((

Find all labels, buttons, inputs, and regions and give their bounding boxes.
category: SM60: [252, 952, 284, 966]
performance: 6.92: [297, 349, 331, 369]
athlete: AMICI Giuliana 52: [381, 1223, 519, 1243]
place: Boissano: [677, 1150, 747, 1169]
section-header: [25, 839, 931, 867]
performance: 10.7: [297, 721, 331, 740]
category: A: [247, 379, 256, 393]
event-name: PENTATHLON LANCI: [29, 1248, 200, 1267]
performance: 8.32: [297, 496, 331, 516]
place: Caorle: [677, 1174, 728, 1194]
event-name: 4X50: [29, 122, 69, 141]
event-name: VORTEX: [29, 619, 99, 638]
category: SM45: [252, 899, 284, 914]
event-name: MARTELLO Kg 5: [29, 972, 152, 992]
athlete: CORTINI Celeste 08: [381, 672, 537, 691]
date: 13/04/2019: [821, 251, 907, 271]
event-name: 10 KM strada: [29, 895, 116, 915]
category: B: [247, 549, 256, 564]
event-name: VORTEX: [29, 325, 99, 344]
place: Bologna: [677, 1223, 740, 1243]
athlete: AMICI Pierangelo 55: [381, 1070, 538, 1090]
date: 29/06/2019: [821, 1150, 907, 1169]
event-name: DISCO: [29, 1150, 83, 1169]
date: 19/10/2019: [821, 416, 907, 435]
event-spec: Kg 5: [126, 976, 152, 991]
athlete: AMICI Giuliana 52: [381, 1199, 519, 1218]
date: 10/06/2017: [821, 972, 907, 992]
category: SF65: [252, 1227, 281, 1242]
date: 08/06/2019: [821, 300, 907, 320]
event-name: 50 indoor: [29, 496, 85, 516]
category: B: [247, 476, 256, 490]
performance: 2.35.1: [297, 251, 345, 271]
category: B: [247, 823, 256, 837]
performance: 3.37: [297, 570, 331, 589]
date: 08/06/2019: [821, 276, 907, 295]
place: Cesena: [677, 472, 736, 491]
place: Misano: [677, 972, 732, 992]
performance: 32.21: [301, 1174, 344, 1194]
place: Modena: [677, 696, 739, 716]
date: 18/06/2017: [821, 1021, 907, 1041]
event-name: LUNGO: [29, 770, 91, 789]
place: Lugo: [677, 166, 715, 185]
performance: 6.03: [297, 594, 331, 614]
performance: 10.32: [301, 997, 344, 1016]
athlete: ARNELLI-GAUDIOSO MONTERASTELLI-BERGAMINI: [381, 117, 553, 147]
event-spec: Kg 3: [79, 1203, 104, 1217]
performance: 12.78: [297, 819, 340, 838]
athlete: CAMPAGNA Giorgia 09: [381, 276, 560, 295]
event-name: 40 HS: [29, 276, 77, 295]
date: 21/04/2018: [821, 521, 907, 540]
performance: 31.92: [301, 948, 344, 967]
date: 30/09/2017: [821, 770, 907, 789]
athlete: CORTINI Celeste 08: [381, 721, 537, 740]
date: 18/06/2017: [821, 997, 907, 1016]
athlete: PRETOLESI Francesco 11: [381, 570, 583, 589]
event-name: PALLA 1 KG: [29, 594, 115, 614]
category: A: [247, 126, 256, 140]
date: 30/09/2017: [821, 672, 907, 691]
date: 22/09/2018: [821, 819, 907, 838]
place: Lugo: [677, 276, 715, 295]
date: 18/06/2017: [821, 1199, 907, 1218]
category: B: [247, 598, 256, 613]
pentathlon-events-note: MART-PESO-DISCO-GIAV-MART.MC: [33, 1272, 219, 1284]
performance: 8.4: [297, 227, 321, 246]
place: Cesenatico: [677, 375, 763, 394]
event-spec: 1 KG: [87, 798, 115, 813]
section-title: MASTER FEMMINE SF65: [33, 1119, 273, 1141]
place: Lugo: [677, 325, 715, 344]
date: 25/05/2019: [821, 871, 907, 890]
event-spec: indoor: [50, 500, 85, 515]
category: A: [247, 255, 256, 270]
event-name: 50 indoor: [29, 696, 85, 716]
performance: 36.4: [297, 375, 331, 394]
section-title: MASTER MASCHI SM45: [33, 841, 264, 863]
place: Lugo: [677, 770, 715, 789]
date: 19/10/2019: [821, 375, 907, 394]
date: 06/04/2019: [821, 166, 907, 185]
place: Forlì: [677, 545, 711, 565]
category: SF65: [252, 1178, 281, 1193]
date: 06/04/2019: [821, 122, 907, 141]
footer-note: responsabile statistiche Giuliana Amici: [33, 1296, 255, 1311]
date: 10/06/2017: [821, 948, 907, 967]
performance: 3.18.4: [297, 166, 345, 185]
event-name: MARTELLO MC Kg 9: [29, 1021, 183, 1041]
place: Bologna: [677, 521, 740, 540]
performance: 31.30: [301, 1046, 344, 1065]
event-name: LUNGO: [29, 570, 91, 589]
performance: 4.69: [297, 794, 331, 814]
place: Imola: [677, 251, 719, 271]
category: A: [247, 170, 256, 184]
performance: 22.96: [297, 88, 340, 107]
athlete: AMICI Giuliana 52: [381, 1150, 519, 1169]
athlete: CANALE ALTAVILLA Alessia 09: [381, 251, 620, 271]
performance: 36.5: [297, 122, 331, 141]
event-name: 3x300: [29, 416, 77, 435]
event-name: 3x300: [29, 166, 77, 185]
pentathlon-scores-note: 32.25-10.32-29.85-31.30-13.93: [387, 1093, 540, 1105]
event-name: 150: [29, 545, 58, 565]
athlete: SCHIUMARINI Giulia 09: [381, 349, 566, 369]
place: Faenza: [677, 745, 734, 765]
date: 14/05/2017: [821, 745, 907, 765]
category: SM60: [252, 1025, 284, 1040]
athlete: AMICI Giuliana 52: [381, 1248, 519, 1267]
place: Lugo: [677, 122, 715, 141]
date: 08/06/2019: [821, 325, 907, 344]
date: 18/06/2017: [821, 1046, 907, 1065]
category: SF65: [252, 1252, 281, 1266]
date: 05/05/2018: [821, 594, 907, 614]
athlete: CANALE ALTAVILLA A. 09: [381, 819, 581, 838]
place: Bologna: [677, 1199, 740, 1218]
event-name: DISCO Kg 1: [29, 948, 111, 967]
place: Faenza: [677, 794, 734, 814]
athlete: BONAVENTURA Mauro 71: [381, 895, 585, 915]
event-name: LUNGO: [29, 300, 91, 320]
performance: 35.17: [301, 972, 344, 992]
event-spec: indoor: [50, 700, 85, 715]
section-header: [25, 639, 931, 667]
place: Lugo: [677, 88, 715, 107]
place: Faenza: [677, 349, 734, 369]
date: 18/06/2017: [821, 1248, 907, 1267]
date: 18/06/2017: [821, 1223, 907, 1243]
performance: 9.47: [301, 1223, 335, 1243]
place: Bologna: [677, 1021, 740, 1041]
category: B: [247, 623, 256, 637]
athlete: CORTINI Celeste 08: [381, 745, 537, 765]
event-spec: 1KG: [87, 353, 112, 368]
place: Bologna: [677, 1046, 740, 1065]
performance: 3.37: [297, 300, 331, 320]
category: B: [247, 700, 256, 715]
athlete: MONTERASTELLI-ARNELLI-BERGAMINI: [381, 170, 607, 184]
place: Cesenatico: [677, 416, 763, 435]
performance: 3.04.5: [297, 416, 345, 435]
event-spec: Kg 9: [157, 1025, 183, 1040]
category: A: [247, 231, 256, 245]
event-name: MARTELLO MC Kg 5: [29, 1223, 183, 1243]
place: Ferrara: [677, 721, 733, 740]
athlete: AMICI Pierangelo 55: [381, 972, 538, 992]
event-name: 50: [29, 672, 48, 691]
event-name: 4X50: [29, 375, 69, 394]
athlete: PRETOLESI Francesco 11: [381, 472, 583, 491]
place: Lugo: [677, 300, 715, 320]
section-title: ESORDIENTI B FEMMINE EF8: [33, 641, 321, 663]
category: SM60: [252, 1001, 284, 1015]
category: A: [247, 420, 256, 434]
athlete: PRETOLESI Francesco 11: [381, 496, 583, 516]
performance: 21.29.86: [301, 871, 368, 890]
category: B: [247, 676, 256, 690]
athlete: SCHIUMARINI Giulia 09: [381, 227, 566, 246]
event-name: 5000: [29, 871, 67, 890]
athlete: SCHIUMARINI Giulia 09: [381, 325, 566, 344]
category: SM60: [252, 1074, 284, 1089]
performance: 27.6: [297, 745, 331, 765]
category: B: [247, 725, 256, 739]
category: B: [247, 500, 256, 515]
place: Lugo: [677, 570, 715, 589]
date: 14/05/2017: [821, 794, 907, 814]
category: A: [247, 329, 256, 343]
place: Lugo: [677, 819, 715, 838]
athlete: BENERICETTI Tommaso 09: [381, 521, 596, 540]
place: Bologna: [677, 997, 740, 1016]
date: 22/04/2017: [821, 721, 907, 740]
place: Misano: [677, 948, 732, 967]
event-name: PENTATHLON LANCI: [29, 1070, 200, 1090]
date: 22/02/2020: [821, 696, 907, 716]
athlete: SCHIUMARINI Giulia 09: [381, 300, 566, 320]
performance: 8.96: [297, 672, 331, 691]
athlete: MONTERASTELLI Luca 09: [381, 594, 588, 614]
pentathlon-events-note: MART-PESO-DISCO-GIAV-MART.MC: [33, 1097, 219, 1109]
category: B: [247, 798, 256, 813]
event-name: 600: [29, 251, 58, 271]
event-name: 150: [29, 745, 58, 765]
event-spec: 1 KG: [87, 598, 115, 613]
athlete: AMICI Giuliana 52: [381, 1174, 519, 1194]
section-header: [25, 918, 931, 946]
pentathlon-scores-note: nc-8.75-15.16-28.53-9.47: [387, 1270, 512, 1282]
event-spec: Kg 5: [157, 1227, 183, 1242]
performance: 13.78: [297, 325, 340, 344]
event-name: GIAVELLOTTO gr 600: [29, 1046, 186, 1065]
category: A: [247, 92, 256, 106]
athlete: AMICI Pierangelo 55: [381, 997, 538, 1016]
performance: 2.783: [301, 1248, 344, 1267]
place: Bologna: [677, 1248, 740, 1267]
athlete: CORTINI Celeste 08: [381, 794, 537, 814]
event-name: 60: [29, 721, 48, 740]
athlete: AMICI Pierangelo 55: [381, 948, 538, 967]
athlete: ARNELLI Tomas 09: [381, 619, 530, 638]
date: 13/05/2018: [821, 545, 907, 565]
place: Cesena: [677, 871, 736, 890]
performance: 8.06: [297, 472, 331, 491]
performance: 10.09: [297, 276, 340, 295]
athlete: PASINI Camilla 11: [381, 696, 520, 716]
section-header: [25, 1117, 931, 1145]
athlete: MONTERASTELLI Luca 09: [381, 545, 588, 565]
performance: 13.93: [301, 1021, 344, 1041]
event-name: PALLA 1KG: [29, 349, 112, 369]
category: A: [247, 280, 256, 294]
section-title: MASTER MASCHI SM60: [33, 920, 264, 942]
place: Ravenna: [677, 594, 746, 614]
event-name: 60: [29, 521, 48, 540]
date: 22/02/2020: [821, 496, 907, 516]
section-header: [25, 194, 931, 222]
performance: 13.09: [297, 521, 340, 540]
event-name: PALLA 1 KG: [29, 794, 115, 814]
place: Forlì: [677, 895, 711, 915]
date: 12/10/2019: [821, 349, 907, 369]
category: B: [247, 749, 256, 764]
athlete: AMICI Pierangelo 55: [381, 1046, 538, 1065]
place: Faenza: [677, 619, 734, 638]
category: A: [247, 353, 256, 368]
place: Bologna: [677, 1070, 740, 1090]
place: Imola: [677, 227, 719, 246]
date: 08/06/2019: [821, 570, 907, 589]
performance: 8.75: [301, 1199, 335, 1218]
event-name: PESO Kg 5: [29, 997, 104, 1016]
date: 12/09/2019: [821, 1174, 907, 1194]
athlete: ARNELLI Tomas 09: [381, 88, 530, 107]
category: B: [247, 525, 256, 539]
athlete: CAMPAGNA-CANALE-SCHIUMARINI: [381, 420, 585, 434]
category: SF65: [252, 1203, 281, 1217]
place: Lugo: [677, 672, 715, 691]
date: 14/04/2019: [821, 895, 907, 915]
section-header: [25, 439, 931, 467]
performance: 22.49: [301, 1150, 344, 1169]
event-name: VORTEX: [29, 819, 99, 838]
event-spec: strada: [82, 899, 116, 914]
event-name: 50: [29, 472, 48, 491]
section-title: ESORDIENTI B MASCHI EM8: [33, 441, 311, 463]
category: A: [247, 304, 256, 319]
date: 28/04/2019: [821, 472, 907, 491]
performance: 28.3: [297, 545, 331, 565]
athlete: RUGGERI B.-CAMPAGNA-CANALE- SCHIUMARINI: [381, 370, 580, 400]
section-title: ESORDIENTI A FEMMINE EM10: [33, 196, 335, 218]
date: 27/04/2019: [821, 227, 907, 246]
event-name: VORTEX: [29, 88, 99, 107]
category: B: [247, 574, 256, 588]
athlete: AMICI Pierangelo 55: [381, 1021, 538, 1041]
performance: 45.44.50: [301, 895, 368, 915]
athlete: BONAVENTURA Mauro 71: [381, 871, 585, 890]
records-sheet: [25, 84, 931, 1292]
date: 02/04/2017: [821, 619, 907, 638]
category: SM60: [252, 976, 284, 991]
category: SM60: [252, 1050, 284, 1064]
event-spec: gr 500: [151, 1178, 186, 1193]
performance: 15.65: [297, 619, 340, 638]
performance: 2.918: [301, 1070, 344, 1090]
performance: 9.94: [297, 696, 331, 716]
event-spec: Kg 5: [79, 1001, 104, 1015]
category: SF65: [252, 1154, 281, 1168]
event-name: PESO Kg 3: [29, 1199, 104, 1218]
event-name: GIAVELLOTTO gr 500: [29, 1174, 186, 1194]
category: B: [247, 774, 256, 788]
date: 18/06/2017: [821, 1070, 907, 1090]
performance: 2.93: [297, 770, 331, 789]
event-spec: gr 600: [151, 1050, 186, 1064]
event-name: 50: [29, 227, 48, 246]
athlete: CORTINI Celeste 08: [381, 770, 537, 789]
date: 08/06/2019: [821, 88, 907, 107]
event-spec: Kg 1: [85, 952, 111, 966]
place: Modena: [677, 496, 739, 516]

))

• _PROBLEM DESCRIPTION_: Starting at the top of the items and ending with the line containing "event-name: 50 indoor: [29, 496, 85, 516]", swap "VORTEX" for "TURBO" and reproduce those lines with nothing else altered.

• _OUTPUT_:
Find all labels, buttons, inputs, and regions and give their bounding boxes.
category: SM60: [252, 952, 284, 966]
performance: 6.92: [297, 349, 331, 369]
athlete: AMICI Giuliana 52: [381, 1223, 519, 1243]
place: Boissano: [677, 1150, 747, 1169]
section-header: [25, 839, 931, 867]
performance: 10.7: [297, 721, 331, 740]
category: A: [247, 379, 256, 393]
event-name: PENTATHLON LANCI: [29, 1248, 200, 1267]
performance: 8.32: [297, 496, 331, 516]
place: Caorle: [677, 1174, 728, 1194]
event-name: 4X50: [29, 122, 69, 141]
event-name: TURBO: [29, 619, 99, 638]
category: SM45: [252, 899, 284, 914]
event-name: MARTELLO Kg 5: [29, 972, 152, 992]
athlete: CORTINI Celeste 08: [381, 672, 537, 691]
date: 13/04/2019: [821, 251, 907, 271]
event-name: 10 KM strada: [29, 895, 116, 915]
category: B: [247, 549, 256, 564]
event-name: TURBO: [29, 325, 99, 344]
place: Bologna: [677, 1223, 740, 1243]
athlete: AMICI Pierangelo 55: [381, 1070, 538, 1090]
date: 29/06/2019: [821, 1150, 907, 1169]
event-name: DISCO: [29, 1150, 83, 1169]
date: 19/10/2019: [821, 416, 907, 435]
event-spec: Kg 5: [126, 976, 152, 991]
athlete: AMICI Giuliana 52: [381, 1199, 519, 1218]
date: 10/06/2017: [821, 972, 907, 992]
category: SF65: [252, 1227, 281, 1242]
date: 08/06/2019: [821, 300, 907, 320]
event-name: 50 indoor: [29, 496, 85, 516]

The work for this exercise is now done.